Which lines below hold the word "they"? Report each one.

(Saved entries)
▼

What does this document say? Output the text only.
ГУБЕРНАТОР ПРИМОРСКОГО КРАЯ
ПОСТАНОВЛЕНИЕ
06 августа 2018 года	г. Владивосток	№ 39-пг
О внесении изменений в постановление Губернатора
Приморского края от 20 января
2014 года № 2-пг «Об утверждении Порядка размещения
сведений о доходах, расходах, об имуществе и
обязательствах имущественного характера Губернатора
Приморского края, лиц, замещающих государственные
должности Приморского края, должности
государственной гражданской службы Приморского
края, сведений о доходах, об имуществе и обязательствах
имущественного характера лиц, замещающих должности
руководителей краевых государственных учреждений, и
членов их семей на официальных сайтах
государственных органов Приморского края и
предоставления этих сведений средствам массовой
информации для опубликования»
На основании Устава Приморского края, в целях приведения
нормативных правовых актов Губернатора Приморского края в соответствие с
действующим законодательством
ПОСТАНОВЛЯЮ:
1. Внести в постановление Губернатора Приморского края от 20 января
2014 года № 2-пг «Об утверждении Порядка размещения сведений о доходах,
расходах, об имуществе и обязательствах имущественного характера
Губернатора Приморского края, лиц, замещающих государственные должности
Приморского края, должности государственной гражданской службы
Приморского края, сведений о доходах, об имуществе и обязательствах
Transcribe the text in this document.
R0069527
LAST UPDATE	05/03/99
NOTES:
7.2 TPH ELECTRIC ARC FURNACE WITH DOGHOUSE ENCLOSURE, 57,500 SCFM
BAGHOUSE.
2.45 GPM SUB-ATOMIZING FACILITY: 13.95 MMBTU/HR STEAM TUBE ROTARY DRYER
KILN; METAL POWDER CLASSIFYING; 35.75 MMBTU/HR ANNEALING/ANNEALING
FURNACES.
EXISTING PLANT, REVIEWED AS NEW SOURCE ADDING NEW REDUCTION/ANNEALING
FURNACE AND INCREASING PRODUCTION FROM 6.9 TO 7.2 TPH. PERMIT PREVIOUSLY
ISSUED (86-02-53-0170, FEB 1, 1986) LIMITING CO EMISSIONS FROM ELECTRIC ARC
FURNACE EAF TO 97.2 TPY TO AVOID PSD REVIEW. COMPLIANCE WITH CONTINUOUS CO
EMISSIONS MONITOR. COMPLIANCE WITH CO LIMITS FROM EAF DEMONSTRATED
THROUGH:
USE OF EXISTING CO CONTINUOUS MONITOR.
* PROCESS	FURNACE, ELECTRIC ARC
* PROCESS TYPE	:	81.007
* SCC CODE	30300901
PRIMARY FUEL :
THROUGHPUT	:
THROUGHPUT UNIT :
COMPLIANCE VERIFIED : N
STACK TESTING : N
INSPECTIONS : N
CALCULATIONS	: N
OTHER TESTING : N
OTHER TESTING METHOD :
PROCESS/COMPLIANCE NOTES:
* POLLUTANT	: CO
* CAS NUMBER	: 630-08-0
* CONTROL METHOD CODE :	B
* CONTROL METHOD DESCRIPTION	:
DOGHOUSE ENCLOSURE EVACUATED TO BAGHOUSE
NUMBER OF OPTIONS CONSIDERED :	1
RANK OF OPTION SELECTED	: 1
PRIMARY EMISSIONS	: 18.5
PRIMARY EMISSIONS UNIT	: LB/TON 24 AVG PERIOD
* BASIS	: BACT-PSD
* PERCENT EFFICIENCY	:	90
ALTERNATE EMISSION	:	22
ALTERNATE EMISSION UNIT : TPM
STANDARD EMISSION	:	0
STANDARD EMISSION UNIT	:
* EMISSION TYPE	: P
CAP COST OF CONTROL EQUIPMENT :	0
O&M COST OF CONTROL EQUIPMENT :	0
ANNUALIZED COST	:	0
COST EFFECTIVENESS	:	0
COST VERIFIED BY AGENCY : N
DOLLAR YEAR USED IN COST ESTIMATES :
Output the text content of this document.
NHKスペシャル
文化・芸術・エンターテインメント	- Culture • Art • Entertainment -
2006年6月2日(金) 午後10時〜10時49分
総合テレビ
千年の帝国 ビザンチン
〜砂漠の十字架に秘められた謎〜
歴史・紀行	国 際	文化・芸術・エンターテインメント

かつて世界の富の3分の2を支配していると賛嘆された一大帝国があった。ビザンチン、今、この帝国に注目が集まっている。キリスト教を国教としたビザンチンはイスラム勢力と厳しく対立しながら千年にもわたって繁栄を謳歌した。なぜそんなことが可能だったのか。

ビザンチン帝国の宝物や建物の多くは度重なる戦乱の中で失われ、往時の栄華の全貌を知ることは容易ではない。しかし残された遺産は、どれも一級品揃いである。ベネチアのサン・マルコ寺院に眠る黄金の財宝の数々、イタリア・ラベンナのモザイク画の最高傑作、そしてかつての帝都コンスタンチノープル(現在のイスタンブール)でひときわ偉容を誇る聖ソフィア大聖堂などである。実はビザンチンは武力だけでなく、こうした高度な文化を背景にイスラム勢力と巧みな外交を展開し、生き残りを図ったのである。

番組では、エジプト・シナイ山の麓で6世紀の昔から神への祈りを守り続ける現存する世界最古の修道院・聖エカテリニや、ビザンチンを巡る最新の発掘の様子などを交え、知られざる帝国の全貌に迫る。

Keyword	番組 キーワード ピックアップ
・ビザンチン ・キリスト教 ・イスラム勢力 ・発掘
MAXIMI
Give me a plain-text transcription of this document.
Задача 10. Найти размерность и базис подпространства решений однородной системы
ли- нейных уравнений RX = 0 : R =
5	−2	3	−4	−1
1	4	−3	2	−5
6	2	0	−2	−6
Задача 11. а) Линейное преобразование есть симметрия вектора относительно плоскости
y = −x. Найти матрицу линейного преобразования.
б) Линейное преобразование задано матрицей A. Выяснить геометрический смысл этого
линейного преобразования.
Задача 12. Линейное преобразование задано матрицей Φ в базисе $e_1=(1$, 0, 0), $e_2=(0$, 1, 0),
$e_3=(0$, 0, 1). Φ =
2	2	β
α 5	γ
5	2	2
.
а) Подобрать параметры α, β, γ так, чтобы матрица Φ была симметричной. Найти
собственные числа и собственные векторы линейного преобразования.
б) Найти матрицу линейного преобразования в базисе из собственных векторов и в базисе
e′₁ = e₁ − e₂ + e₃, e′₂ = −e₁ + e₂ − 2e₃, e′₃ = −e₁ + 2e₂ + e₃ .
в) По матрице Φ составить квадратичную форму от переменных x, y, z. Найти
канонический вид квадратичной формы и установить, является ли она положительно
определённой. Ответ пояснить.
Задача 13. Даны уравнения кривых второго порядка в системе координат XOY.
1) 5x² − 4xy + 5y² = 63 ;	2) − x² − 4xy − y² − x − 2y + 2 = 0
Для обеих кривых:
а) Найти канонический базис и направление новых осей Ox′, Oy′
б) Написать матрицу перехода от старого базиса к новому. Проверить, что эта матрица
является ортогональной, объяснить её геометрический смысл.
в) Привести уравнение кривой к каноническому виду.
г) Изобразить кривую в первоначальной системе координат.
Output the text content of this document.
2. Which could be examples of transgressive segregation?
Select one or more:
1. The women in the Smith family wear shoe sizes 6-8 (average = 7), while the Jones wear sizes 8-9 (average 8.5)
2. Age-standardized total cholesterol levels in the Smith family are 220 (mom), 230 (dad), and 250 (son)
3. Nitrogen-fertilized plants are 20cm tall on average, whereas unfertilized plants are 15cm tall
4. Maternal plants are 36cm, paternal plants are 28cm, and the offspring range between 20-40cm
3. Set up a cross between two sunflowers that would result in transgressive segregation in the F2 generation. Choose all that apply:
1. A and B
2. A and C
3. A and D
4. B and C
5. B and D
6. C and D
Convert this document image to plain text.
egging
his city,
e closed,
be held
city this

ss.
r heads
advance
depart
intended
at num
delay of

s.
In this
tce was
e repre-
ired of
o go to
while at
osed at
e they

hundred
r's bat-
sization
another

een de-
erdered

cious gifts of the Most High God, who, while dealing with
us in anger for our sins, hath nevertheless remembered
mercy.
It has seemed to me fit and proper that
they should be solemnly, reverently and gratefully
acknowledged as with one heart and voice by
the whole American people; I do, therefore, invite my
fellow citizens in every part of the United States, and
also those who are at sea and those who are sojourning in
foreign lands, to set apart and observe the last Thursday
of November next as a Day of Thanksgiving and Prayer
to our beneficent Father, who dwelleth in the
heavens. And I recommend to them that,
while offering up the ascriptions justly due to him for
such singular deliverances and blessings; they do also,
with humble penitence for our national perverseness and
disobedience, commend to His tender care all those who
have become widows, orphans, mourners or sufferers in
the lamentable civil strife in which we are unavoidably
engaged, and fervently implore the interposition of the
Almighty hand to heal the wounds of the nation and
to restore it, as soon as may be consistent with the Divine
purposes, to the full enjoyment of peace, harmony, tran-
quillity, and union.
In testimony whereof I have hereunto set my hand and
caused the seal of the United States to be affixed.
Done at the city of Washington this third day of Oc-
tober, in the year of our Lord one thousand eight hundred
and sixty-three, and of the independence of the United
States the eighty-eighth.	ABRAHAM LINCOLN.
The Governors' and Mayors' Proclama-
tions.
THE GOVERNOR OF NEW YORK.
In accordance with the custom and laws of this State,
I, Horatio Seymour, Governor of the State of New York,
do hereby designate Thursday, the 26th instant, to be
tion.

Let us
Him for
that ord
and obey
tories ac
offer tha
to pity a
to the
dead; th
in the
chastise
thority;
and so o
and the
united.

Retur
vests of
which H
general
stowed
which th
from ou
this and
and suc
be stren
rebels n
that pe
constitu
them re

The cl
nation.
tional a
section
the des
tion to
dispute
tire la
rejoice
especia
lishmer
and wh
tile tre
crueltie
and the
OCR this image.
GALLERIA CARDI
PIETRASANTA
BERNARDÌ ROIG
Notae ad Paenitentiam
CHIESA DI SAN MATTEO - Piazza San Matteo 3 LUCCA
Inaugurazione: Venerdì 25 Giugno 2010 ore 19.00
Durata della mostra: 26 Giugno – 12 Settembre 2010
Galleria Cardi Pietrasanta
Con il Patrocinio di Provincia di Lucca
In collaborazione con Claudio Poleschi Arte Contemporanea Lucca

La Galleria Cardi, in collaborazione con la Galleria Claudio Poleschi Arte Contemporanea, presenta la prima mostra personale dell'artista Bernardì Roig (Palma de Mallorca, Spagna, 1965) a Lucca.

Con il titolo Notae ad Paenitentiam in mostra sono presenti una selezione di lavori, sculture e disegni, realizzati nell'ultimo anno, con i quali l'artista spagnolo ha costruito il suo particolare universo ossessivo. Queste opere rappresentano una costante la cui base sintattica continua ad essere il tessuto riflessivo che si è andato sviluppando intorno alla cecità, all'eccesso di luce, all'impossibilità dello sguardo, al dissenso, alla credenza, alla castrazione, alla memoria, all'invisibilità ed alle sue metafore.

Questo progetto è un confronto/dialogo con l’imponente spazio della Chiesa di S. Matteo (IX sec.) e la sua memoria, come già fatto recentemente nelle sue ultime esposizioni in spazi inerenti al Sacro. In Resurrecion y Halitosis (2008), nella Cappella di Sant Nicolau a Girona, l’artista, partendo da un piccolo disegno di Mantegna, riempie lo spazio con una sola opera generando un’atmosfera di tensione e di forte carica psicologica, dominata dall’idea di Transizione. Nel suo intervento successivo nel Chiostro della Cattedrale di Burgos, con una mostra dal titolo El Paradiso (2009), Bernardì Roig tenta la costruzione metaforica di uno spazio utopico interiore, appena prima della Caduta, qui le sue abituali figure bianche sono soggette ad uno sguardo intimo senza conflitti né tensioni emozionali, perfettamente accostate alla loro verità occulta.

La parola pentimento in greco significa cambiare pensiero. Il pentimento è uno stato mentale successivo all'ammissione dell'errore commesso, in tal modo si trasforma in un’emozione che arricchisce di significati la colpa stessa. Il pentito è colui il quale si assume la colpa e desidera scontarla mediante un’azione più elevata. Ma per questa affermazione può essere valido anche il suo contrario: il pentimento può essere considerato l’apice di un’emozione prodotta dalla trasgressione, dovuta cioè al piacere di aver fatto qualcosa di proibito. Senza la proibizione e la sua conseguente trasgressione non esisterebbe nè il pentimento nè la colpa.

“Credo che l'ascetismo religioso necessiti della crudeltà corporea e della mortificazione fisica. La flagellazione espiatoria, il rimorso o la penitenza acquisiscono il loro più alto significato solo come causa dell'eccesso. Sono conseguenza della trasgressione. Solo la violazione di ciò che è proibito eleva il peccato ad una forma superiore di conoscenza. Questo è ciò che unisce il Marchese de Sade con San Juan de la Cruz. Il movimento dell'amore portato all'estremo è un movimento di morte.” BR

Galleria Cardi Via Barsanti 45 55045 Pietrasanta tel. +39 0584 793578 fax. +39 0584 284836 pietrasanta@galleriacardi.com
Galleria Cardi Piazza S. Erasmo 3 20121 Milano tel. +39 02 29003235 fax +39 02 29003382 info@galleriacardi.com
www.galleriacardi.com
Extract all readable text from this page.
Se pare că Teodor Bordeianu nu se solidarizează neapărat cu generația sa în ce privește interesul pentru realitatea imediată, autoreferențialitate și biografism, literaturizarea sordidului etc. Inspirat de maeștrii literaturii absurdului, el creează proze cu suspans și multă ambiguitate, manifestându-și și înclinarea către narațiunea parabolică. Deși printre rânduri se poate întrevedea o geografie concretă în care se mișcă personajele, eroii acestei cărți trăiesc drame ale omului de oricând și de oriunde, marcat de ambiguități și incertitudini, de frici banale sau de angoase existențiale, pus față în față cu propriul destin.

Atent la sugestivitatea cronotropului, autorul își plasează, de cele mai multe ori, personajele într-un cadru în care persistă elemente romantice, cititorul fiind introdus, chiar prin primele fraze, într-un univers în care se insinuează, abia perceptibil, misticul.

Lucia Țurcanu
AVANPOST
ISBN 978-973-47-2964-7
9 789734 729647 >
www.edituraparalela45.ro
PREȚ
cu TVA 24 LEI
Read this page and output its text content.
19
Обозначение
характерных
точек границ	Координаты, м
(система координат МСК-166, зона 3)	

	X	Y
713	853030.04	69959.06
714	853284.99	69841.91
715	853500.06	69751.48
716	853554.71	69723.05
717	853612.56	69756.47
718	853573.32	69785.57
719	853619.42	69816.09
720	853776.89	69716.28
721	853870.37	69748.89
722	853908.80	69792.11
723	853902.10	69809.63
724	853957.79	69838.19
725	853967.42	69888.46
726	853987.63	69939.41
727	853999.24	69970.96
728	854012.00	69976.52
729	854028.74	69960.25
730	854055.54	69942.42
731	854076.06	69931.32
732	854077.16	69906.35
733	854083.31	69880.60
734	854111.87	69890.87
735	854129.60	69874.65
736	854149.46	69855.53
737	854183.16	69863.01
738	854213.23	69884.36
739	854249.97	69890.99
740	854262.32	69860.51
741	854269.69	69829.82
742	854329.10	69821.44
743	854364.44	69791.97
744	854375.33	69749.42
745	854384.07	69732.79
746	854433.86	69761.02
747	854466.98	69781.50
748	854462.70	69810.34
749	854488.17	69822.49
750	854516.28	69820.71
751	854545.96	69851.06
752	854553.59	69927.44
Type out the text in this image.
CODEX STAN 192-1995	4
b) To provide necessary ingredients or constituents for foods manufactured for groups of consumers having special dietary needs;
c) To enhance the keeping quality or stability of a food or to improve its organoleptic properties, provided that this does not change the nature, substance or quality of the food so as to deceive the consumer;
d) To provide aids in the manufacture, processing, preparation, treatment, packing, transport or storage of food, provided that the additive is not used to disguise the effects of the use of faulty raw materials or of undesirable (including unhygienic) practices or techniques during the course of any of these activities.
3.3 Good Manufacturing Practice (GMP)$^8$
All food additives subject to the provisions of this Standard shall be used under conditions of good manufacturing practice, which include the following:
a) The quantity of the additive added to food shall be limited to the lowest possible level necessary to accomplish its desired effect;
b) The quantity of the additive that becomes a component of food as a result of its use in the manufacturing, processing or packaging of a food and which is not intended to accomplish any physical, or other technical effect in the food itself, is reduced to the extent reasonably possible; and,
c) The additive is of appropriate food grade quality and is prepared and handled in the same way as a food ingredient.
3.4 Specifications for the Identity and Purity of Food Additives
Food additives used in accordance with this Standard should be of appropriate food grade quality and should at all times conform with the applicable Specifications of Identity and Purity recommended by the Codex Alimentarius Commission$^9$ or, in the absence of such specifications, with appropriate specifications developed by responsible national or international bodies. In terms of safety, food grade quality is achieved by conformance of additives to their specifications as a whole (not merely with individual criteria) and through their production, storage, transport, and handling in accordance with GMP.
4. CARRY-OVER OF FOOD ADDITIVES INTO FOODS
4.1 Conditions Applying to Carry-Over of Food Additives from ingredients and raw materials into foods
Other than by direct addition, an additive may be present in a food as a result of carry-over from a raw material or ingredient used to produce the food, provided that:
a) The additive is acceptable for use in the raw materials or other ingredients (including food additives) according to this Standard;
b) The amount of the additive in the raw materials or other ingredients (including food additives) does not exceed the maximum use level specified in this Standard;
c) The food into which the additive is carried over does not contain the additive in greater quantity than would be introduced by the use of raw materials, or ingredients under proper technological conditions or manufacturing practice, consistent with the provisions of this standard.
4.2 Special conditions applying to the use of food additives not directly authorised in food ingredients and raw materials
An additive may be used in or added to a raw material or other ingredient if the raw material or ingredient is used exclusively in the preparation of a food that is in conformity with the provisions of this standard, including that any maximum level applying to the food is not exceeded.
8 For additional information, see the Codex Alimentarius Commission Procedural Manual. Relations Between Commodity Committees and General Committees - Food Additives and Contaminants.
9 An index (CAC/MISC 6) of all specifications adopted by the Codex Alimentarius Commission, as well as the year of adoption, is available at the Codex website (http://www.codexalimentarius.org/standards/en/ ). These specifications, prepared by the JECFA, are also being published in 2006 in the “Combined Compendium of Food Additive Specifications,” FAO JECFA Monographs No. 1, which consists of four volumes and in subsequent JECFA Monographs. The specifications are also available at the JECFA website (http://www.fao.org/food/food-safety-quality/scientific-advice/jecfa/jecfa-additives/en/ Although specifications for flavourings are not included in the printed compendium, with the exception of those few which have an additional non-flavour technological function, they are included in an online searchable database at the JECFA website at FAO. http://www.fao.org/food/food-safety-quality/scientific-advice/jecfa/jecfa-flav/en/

▲

### [Solution to this exercise]
e they
they should be solemnly, reverently and gratefully
such singular deliverances and blessings; they do also,
9 An index (CAC/MISC 6) of all specifications adopted by the Codex Alimentarius Commission, as well as the year of adoption, is available at the Codex website (http://www.codexalimentarius.org/standards/en/ ). These specifications, prepared by the JECFA, are also being published in 2006 in the “Combined Compendium of Food Additive Specifications,” FAO JECFA Monographs No. 1, which consists of four volumes and in subsequent JECFA Monographs. The specifications are also available at the JECFA website (http://www.fao.org/food/food-safety-quality/scientific-advice/jecfa/jecfa-additives/en/ Although specifications for flavourings are not included in the printed compendium, with the exception of those few which have an additional non-flavour technological function, they are included in an online searchable database at the JECFA website at FAO. http://www.fao.org/food/food-safety-quality/scientific-advice/jecfa/jecfa-flav/en/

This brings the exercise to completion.